WHAT YOU SHOULD DO:
Copy the data below line for line, leaving out the pictures.

/---

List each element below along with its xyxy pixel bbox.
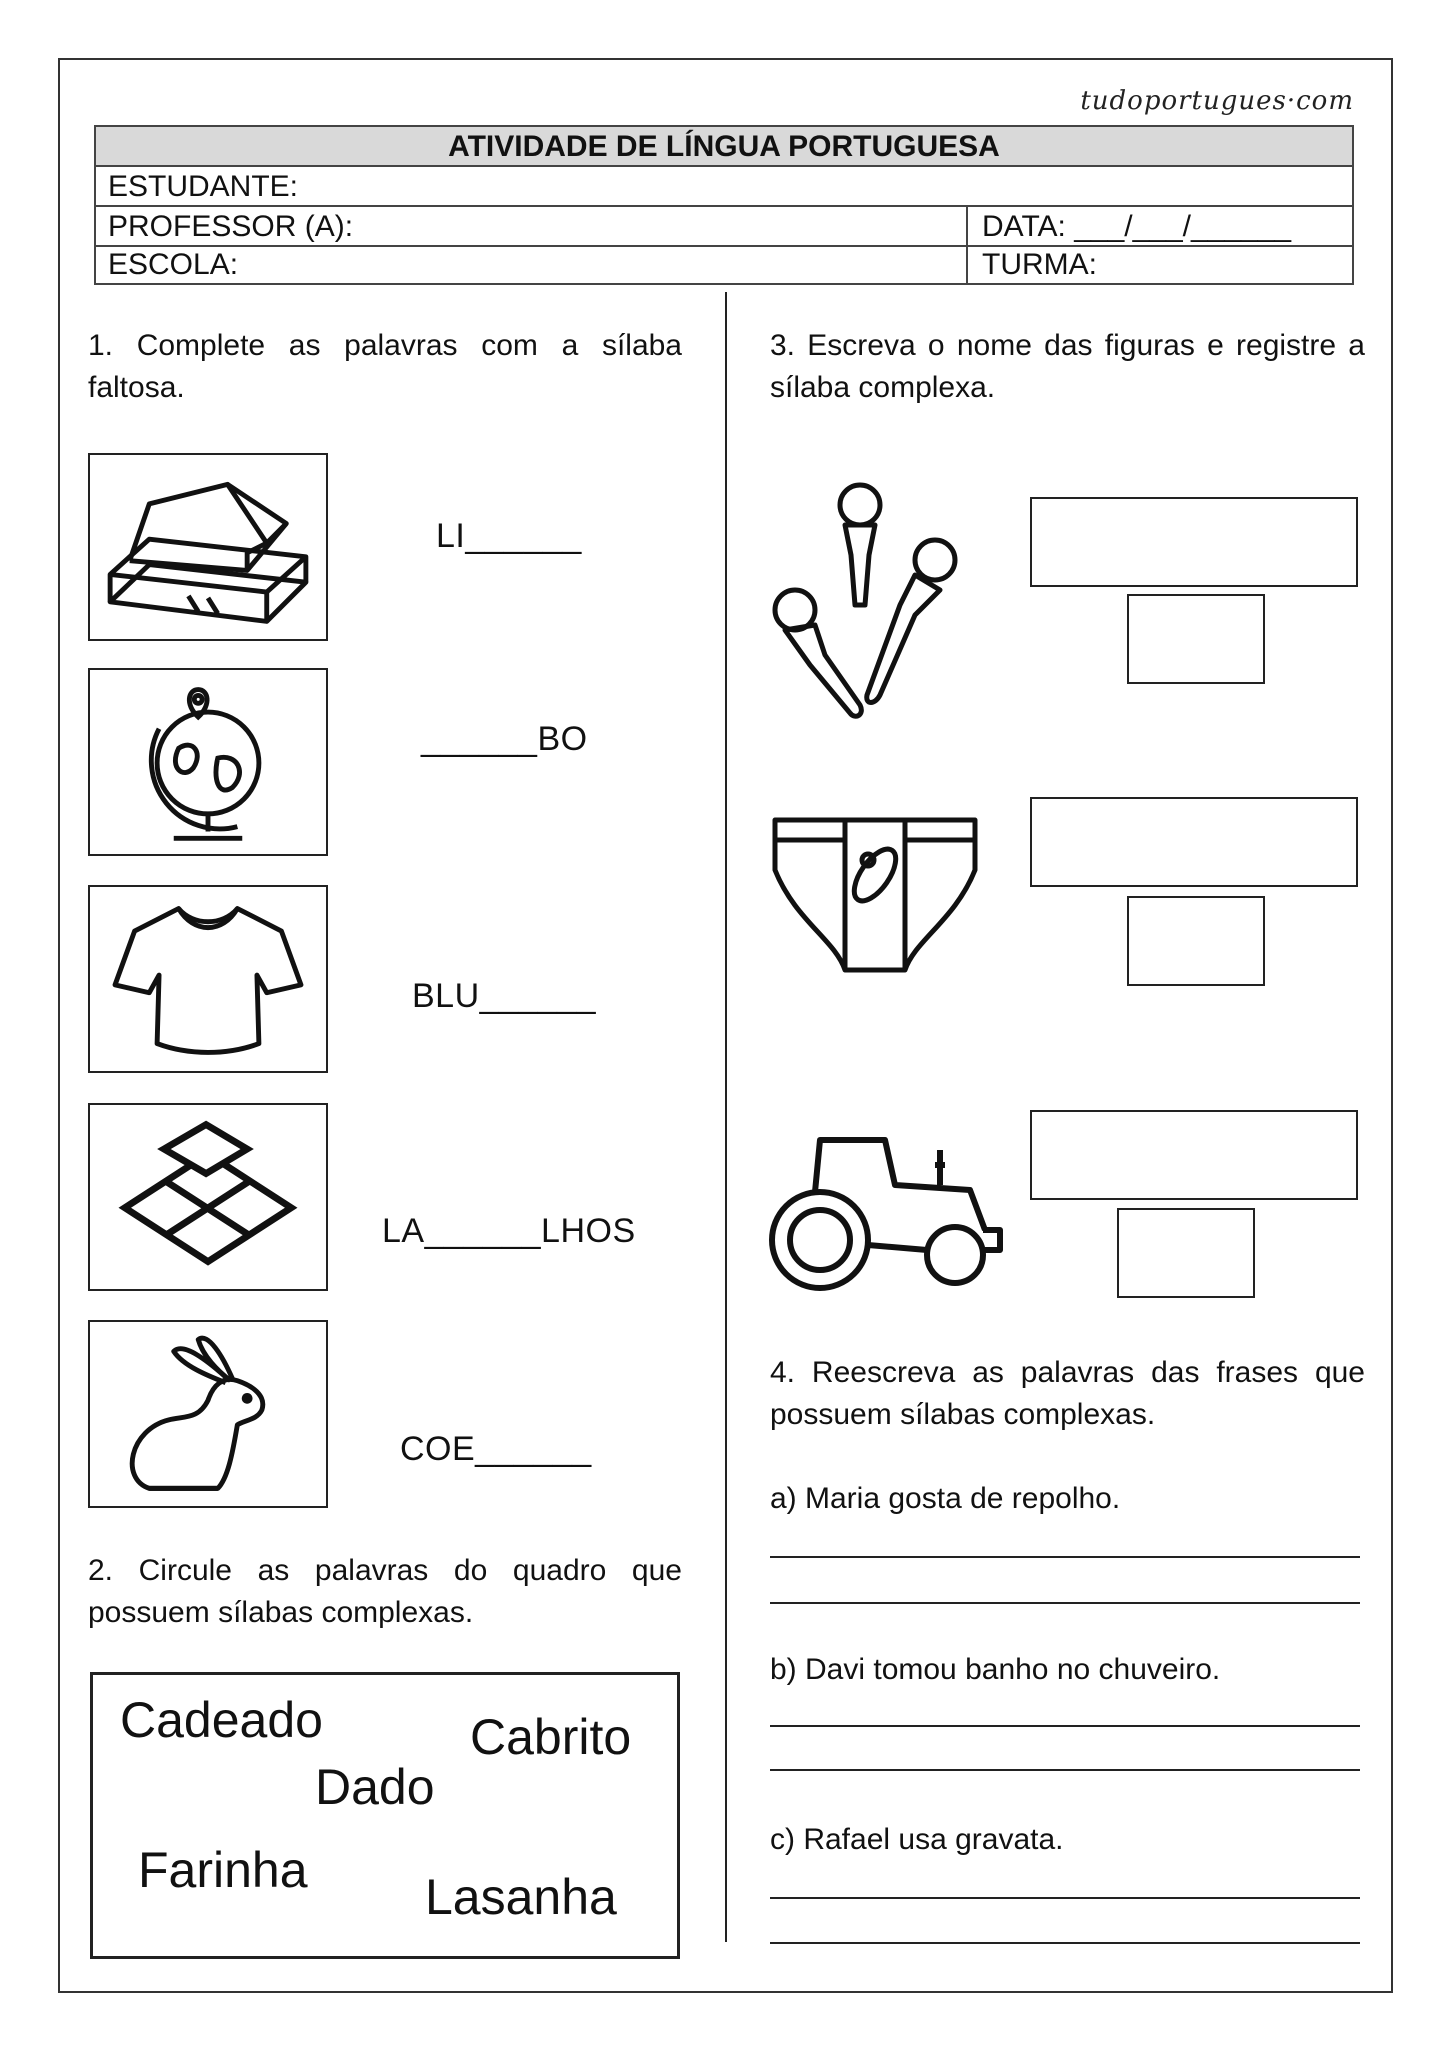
- word-fill-2[interactable]: ______BO: [421, 720, 588, 758]
- rabbit-icon: [90, 1322, 326, 1506]
- school-label: ESCOLA:: [108, 248, 239, 281]
- word-cabrito[interactable]: Cabrito: [470, 1709, 632, 1765]
- header-table: [94, 125, 1354, 285]
- question-4-text: 4. Reescreva as palavras das frases que possuem sílabas complexas.: [770, 1356, 1365, 1431]
- answer-line-c-1[interactable]: [770, 1897, 1360, 1899]
- answer-box-2-syllable[interactable]: [1127, 896, 1265, 986]
- word-cadeado[interactable]: Cadeado: [120, 1692, 323, 1748]
- word-fill-4[interactable]: LA______LHOS: [382, 1212, 636, 1250]
- diaper-icon: [765, 800, 985, 980]
- word-dado[interactable]: Dado: [315, 1759, 435, 1815]
- question-1-text: 1. Complete as palavras com a sílaba faltosa.: [88, 329, 682, 404]
- tiles-icon: [90, 1105, 326, 1289]
- tractor-icon: [765, 1130, 1005, 1300]
- question-2-text: 2. Circule as palavras do quadro que possuem sílabas complexas.: [88, 1554, 682, 1629]
- books-icon: [90, 455, 326, 639]
- sentence-a: a) Maria gosta de repolho.: [770, 1482, 1121, 1515]
- answer-line-a-1[interactable]: [770, 1556, 1360, 1558]
- worksheet-title: ATIVIDADE DE LÍNGUA PORTUGUESA: [96, 127, 1352, 167]
- image-box-globe: [88, 668, 328, 856]
- answer-box-1-name[interactable]: [1030, 497, 1358, 587]
- student-field[interactable]: [96, 167, 1352, 207]
- globe-icon: [90, 670, 326, 854]
- word-fill-3[interactable]: BLU______: [412, 977, 597, 1015]
- answer-line-a-2[interactable]: [770, 1602, 1360, 1604]
- image-box-tiles: [88, 1103, 328, 1291]
- blouse-icon: [90, 887, 326, 1071]
- answer-line-b-2[interactable]: [770, 1769, 1360, 1771]
- student-label: ESTUDANTE:: [108, 170, 299, 203]
- image-box-books: [88, 453, 328, 641]
- word-lasanha[interactable]: Lasanha: [425, 1869, 617, 1925]
- answer-box-1-syllable[interactable]: [1127, 594, 1265, 684]
- site-watermark: tudoportugues·com: [1080, 86, 1354, 116]
- word-farinha[interactable]: Farinha: [138, 1842, 308, 1898]
- word-fill-5[interactable]: COE______: [400, 1430, 592, 1468]
- teacher-label: PROFESSOR (A):: [108, 210, 354, 243]
- word-fill-1[interactable]: LI______: [436, 517, 582, 555]
- answer-box-2-name[interactable]: [1030, 797, 1358, 887]
- image-box-rabbit: [88, 1320, 328, 1508]
- answer-box-3-name[interactable]: [1030, 1110, 1358, 1200]
- date-field[interactable]: [966, 207, 1356, 245]
- column-divider: [725, 292, 727, 1942]
- class-field[interactable]: [966, 247, 1356, 283]
- answer-box-3-syllable[interactable]: [1117, 1208, 1255, 1298]
- answer-line-b-1[interactable]: [770, 1725, 1360, 1727]
- sentence-b: b) Davi tomou banho no chuveiro.: [770, 1653, 1221, 1686]
- cloves-icon: [765, 475, 1005, 725]
- word-box: [90, 1672, 680, 1959]
- question-3-text: 3. Escreva o nome das figuras e registre a sílaba complexa.: [770, 329, 1365, 404]
- image-box-blouse: [88, 885, 328, 1073]
- date-label: DATA: ___/___/______: [982, 210, 1292, 243]
- school-row: [96, 247, 1352, 283]
- teacher-row: [96, 207, 1352, 247]
- class-label: TURMA:: [982, 248, 1097, 281]
- sentence-c: c) Rafael usa gravata.: [770, 1823, 1064, 1856]
- answer-line-c-2[interactable]: [770, 1942, 1360, 1944]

\---

TASK SOLUTION:
List each element below along with its xyxy pixel bbox.
- word-fill-2[interactable]: ______BO: [421, 720, 588, 758]
- rabbit-icon: [90, 1322, 326, 1506]
- school-label: ESCOLA:: [108, 248, 239, 281]
- word-cabrito[interactable]: Cabrito: [470, 1709, 632, 1765]
- header-table: [94, 125, 1354, 285]
- question-4-text: 4. Reescreva as palavras das frases que possuem sílabas complexas.: [770, 1356, 1365, 1431]
- answer-line-c-1[interactable]: [770, 1897, 1360, 1899]
- answer-box-2-syllable[interactable]: [1127, 896, 1265, 986]
- word-cadeado[interactable]: Cadeado: [120, 1692, 323, 1748]
- word-fill-4[interactable]: LA______LHOS: [382, 1212, 636, 1250]
- diaper-icon: [765, 800, 985, 980]
- word-dado[interactable]: Dado: [315, 1759, 435, 1815]
- question-1-text: 1. Complete as palavras com a sílaba faltosa.: [88, 329, 682, 404]
- tiles-icon: [90, 1105, 326, 1289]
- tractor-icon: [765, 1130, 1005, 1300]
- question-2-text: 2. Circule as palavras do quadro que possuem sílabas complexas.: [88, 1554, 682, 1629]
- books-icon: [90, 455, 326, 639]
- sentence-a: a) Maria gosta de repolho.: [770, 1482, 1121, 1515]
- answer-line-a-1[interactable]: [770, 1556, 1360, 1558]
- worksheet-title: ATIVIDADE DE LÍNGUA PORTUGUESA: [96, 127, 1352, 167]
- image-box-globe: [88, 668, 328, 856]
- answer-box-1-name[interactable]: [1030, 497, 1358, 587]
- student-field[interactable]: [96, 167, 1352, 207]
- globe-icon: [90, 670, 326, 854]
- word-fill-3[interactable]: BLU______: [412, 977, 597, 1015]
- answer-line-a-2[interactable]: [770, 1602, 1360, 1604]
- image-box-tiles: [88, 1103, 328, 1291]
- blouse-icon: [90, 887, 326, 1071]
- answer-line-b-2[interactable]: [770, 1769, 1360, 1771]
- student-label: ESTUDANTE:: [108, 170, 299, 203]
- image-box-books: [88, 453, 328, 641]
- word-lasanha[interactable]: Lasanha: [425, 1869, 617, 1925]
- answer-box-1-syllable[interactable]: [1127, 594, 1265, 684]
- site-watermark: tudoportugues·com: [1080, 86, 1354, 116]
- word-farinha[interactable]: Farinha: [138, 1842, 308, 1898]
- word-fill-5[interactable]: COE______: [400, 1430, 592, 1468]
- teacher-label: PROFESSOR (A):: [108, 210, 354, 243]
- word-fill-1[interactable]: LI______: [436, 517, 582, 555]
- answer-box-2-name[interactable]: [1030, 797, 1358, 887]
- image-box-rabbit: [88, 1320, 328, 1508]
- answer-box-3-name[interactable]: [1030, 1110, 1358, 1200]
- date-field[interactable]: [966, 207, 1356, 245]
- column-divider: [725, 292, 727, 1942]
- class-field[interactable]: [966, 247, 1356, 283]
- answer-box-3-syllable[interactable]: [1117, 1208, 1255, 1298]
- answer-line-b-1[interactable]: [770, 1725, 1360, 1727]
- sentence-b: b) Davi tomou banho no chuveiro.: [770, 1653, 1221, 1686]
- cloves-icon: [765, 475, 1005, 725]
- word-box: [90, 1672, 680, 1959]
- question-3-text: 3. Escreva o nome das figuras e registre a sílaba complexa.: [770, 329, 1365, 404]
- image-box-blouse: [88, 885, 328, 1073]
- date-label: DATA: ___/___/______: [982, 210, 1292, 243]
- school-row: [96, 247, 1352, 283]
- teacher-row: [96, 207, 1352, 247]
- class-label: TURMA:: [982, 248, 1097, 281]
- sentence-c: c) Rafael usa gravata.: [770, 1823, 1064, 1856]
- answer-line-c-2[interactable]: [770, 1942, 1360, 1944]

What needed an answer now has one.